__DATA IN THIS EXERCISE__:

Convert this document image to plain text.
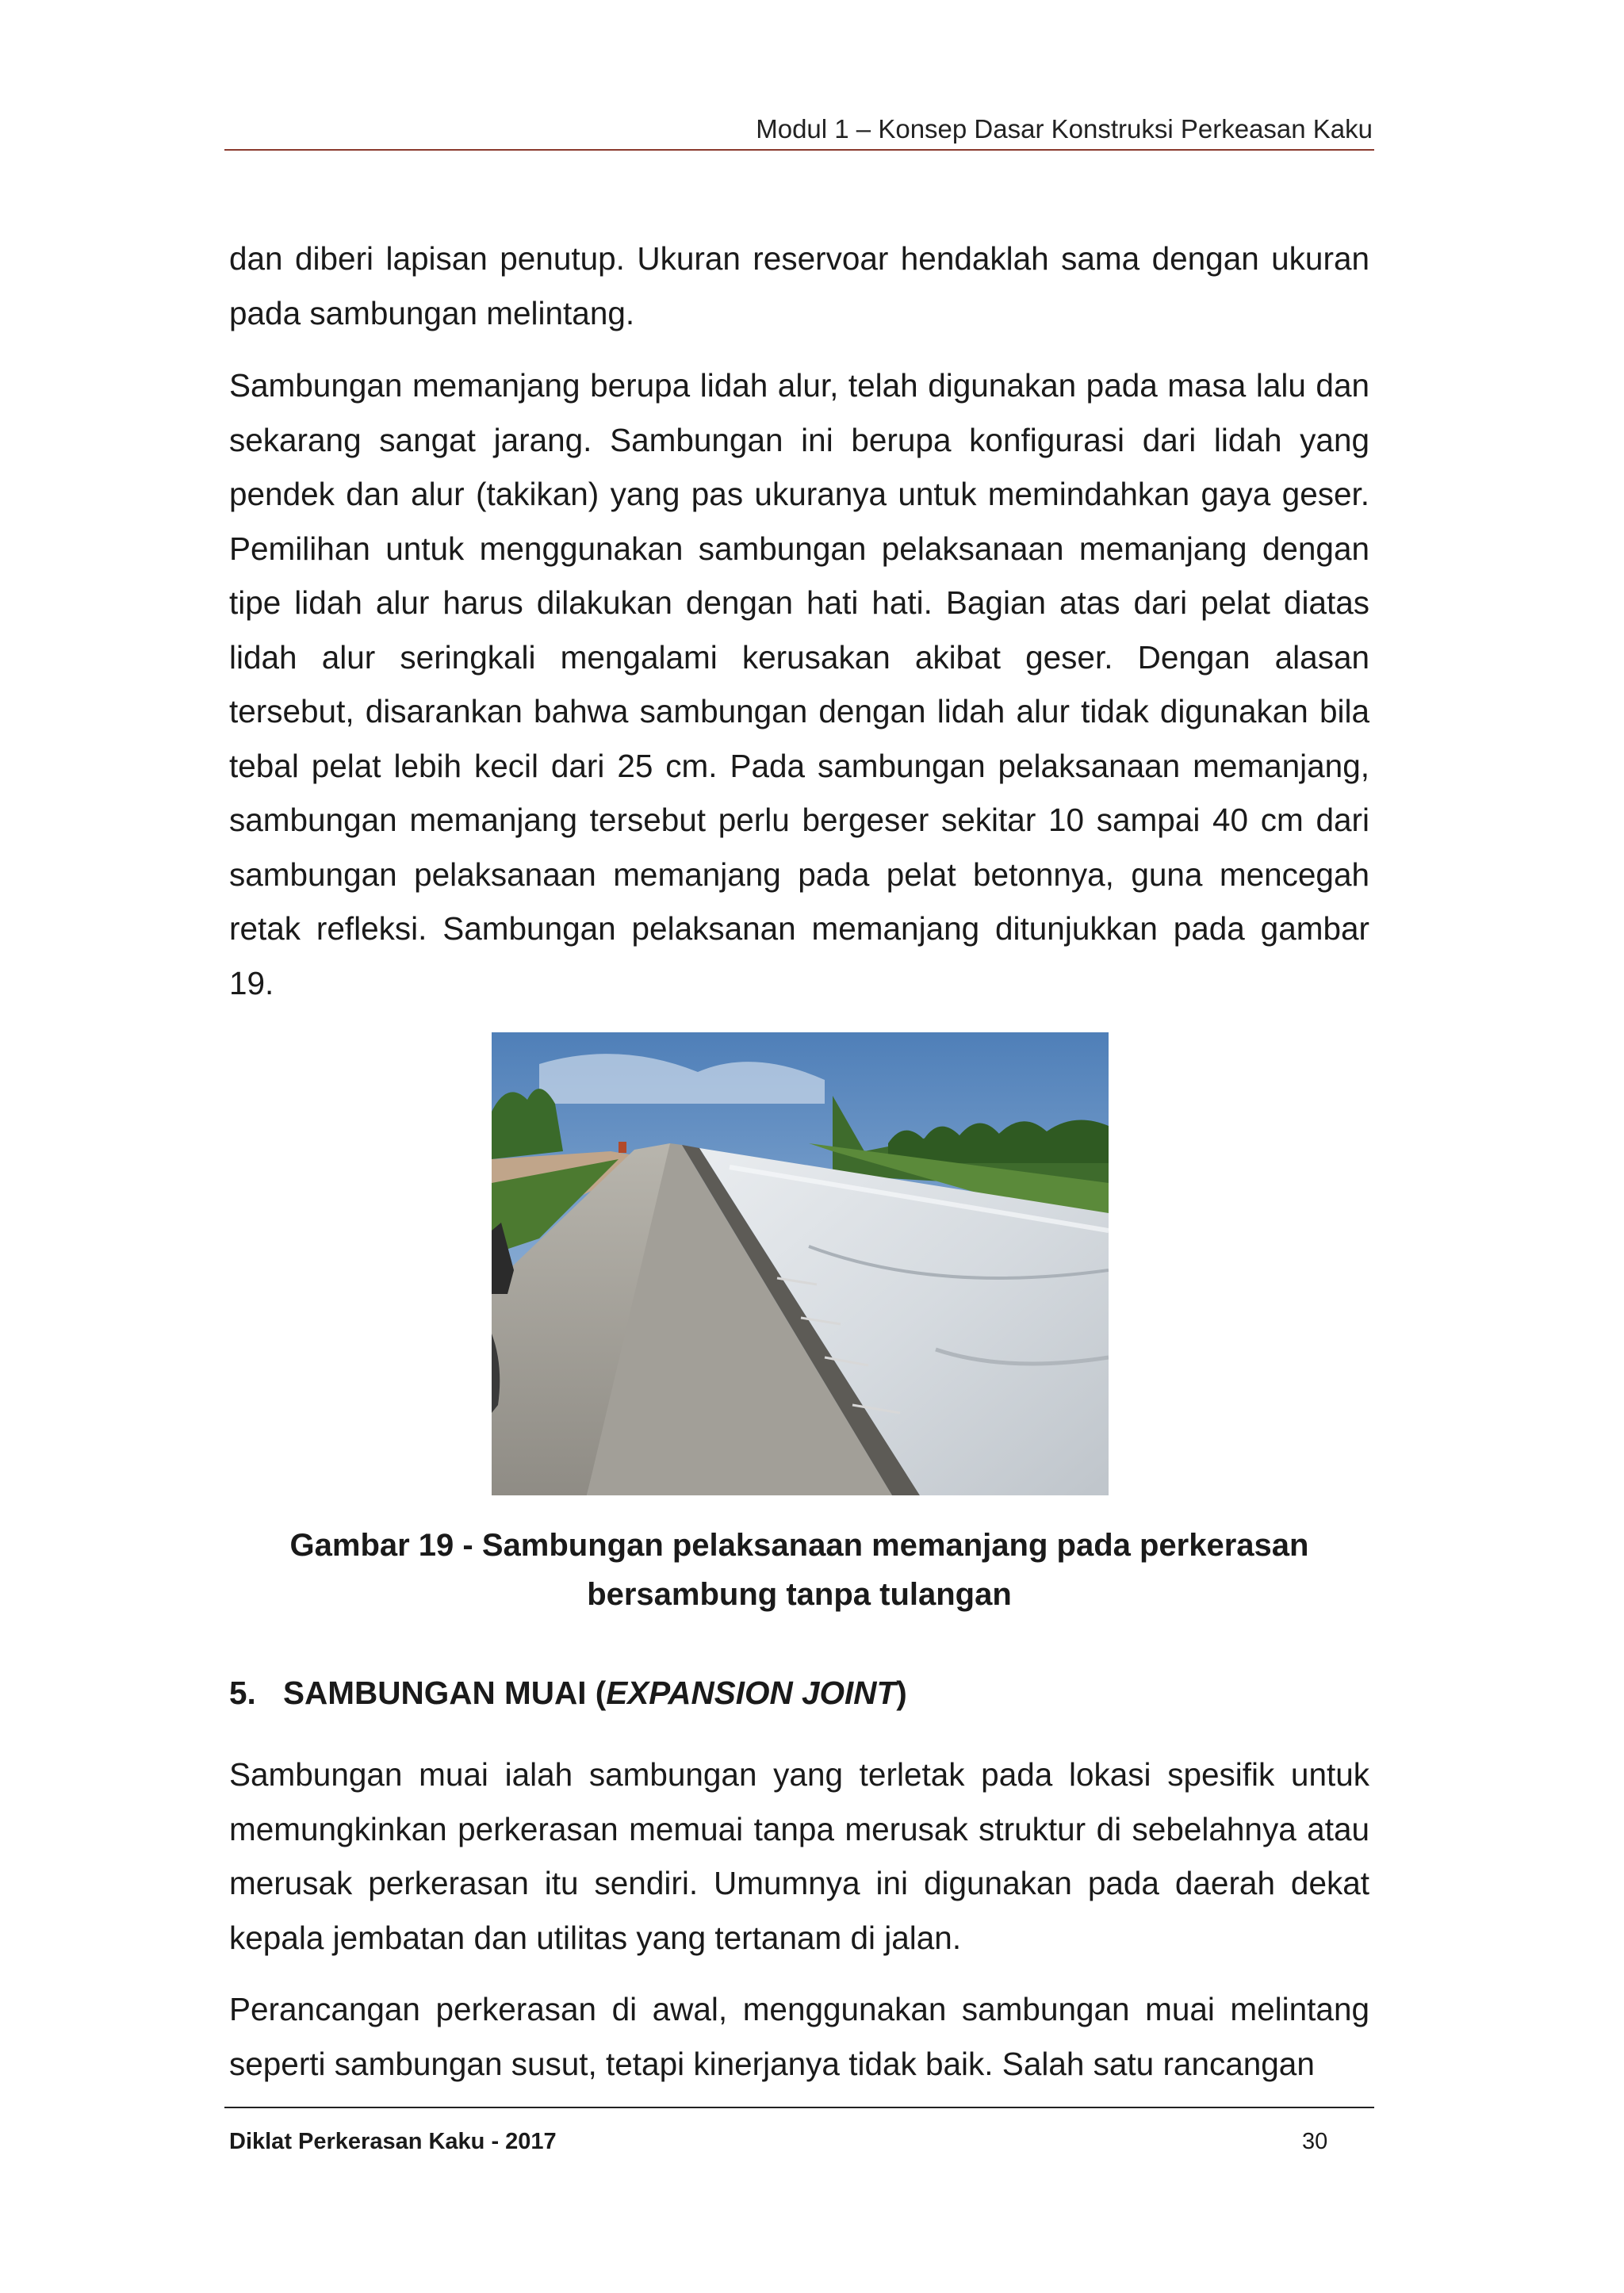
Modul 1 – Konsep Dasar Konstruksi Perkeasan Kaku

dan diberi lapisan penutup. Ukuran reservoar hendaklah sama dengan ukuran pada sambungan melintang.

Sambungan memanjang berupa lidah alur, telah digunakan pada masa lalu dan sekarang sangat jarang. Sambungan ini berupa konfigurasi dari lidah yang pendek dan alur (takikan) yang pas ukuranya untuk memindahkan gaya geser. Pemilihan untuk menggunakan sambungan pelaksanaan memanjang dengan tipe lidah alur harus dilakukan dengan hati hati. Bagian atas dari pelat diatas lidah alur seringkali mengalami kerusakan akibat geser. Dengan alasan tersebut, disarankan bahwa sambungan dengan lidah alur tidak digunakan bila tebal pelat lebih kecil dari 25 cm. Pada sambungan pelaksanaan memanjang, sambungan memanjang tersebut perlu bergeser sekitar 10 sampai 40 cm dari sambungan pelaksanaan memanjang pada pelat betonnya, guna mencegah retak refleksi. Sambungan pelaksanan memanjang ditunjukkan pada gambar 19.

Gambar 19 - Sambungan pelaksanaan memanjang pada perkerasan
bersambung tanpa tulangan
5. SAMBUNGAN MUAI (EXPANSION JOINT)

Sambungan muai ialah sambungan yang terletak pada lokasi spesifik untuk memungkinkan perkerasan memuai tanpa merusak struktur di sebelahnya atau merusak perkerasan itu sendiri. Umumnya ini digunakan pada daerah dekat kepala jembatan dan utilitas yang tertanam di jalan.

Perancangan perkerasan di awal, menggunakan sambungan muai melintang seperti sambungan susut, tetapi kinerjanya tidak baik. Salah satu rancangan

Diklat Perkerasan Kaku - 2017	30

__JOB__: Reproduce the material above in full, exactly, with no images.

__EXERCISE RESULT__:
Convert this document image to plain text.
Modul 1 – Konsep Dasar Konstruksi Perkeasan Kaku

dan diberi lapisan penutup. Ukuran reservoar hendaklah sama dengan ukuran pada sambungan melintang.

Sambungan memanjang berupa lidah alur, telah digunakan pada masa lalu dan sekarang sangat jarang. Sambungan ini berupa konfigurasi dari lidah yang pendek dan alur (takikan) yang pas ukuranya untuk memindahkan gaya geser. Pemilihan untuk menggunakan sambungan pelaksanaan memanjang dengan tipe lidah alur harus dilakukan dengan hati hati. Bagian atas dari pelat diatas lidah alur seringkali mengalami kerusakan akibat geser. Dengan alasan tersebut, disarankan bahwa sambungan dengan lidah alur tidak digunakan bila tebal pelat lebih kecil dari 25 cm. Pada sambungan pelaksanaan memanjang, sambungan memanjang tersebut perlu bergeser sekitar 10 sampai 40 cm dari sambungan pelaksanaan memanjang pada pelat betonnya, guna mencegah retak refleksi. Sambungan pelaksanan memanjang ditunjukkan pada gambar 19.

Gambar 19 - Sambungan pelaksanaan memanjang pada perkerasan
bersambung tanpa tulangan
5. SAMBUNGAN MUAI (EXPANSION JOINT)

Sambungan muai ialah sambungan yang terletak pada lokasi spesifik untuk memungkinkan perkerasan memuai tanpa merusak struktur di sebelahnya atau merusak perkerasan itu sendiri. Umumnya ini digunakan pada daerah dekat kepala jembatan dan utilitas yang tertanam di jalan.

Perancangan perkerasan di awal, menggunakan sambungan muai melintang seperti sambungan susut, tetapi kinerjanya tidak baik. Salah satu rancangan

Diklat Perkerasan Kaku - 2017	30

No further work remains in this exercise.